* begin RECORDS FOR THIS TASK *
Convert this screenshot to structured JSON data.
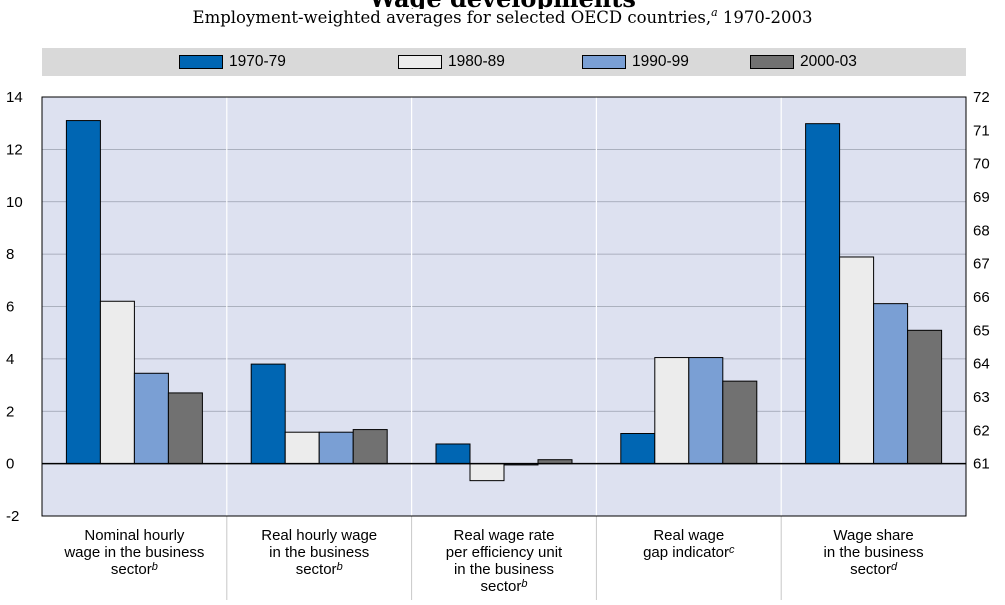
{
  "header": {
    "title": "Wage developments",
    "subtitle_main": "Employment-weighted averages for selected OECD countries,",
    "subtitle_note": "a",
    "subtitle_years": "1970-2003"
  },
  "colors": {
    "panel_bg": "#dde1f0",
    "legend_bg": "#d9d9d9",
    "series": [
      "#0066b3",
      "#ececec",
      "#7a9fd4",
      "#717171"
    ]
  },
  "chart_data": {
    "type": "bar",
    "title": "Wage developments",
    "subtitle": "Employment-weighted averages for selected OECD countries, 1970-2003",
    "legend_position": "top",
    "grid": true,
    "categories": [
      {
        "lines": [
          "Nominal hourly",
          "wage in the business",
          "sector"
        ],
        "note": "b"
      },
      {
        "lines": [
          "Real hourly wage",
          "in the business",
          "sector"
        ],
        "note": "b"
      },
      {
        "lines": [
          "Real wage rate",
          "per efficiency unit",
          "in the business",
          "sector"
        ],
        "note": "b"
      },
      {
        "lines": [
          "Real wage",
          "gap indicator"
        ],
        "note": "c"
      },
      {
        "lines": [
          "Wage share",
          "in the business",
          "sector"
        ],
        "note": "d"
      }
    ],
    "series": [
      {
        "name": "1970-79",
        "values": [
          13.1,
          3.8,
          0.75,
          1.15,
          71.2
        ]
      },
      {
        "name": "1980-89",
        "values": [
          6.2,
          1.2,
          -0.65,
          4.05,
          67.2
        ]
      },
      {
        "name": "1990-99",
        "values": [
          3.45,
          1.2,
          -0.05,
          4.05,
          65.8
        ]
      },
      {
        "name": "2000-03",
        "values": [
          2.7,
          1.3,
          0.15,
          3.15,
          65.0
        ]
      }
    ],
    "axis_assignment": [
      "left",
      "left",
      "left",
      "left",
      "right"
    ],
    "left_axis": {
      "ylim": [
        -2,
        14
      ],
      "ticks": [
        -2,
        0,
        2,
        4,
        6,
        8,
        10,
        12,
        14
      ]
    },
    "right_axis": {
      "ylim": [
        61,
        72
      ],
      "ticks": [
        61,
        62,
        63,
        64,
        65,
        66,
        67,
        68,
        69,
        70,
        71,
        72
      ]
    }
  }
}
* end RECORDS FOR THIS TASK *
- [WRITTEN TASK]:
Leave the images out and output the remaining material exactly as it stands.

- [SOLUTION FOR THIS EXERCISE]:
Convert this screenshot to structured JSON data.
{
  "header": {
    "title": "Wage developments",
    "subtitle_main": "Employment-weighted averages for selected OECD countries,",
    "subtitle_note": "a",
    "subtitle_years": "1970-2003"
  },
  "colors": {
    "panel_bg": "#dde1f0",
    "legend_bg": "#d9d9d9",
    "series": [
      "#0066b3",
      "#ececec",
      "#7a9fd4",
      "#717171"
    ]
  },
  "chart_data": {
    "type": "bar",
    "title": "Wage developments",
    "subtitle": "Employment-weighted averages for selected OECD countries, 1970-2003",
    "legend_position": "top",
    "grid": true,
    "categories": [
      {
        "lines": [
          "Nominal hourly",
          "wage in the business",
          "sector"
        ],
        "note": "b"
      },
      {
        "lines": [
          "Real hourly wage",
          "in the business",
          "sector"
        ],
        "note": "b"
      },
      {
        "lines": [
          "Real wage rate",
          "per efficiency unit",
          "in the business",
          "sector"
        ],
        "note": "b"
      },
      {
        "lines": [
          "Real wage",
          "gap indicator"
        ],
        "note": "c"
      },
      {
        "lines": [
          "Wage share",
          "in the business",
          "sector"
        ],
        "note": "d"
      }
    ],
    "series": [
      {
        "name": "1970-79",
        "values": [
          13.1,
          3.8,
          0.75,
          1.15,
          71.2
        ]
      },
      {
        "name": "1980-89",
        "values": [
          6.2,
          1.2,
          -0.65,
          4.05,
          67.2
        ]
      },
      {
        "name": "1990-99",
        "values": [
          3.45,
          1.2,
          -0.05,
          4.05,
          65.8
        ]
      },
      {
        "name": "2000-03",
        "values": [
          2.7,
          1.3,
          0.15,
          3.15,
          65.0
        ]
      }
    ],
    "axis_assignment": [
      "left",
      "left",
      "left",
      "left",
      "right"
    ],
    "left_axis": {
      "ylim": [
        -2,
        14
      ],
      "ticks": [
        -2,
        0,
        2,
        4,
        6,
        8,
        10,
        12,
        14
      ]
    },
    "right_axis": {
      "ylim": [
        61,
        72
      ],
      "ticks": [
        61,
        62,
        63,
        64,
        65,
        66,
        67,
        68,
        69,
        70,
        71,
        72
      ]
    }
  }
}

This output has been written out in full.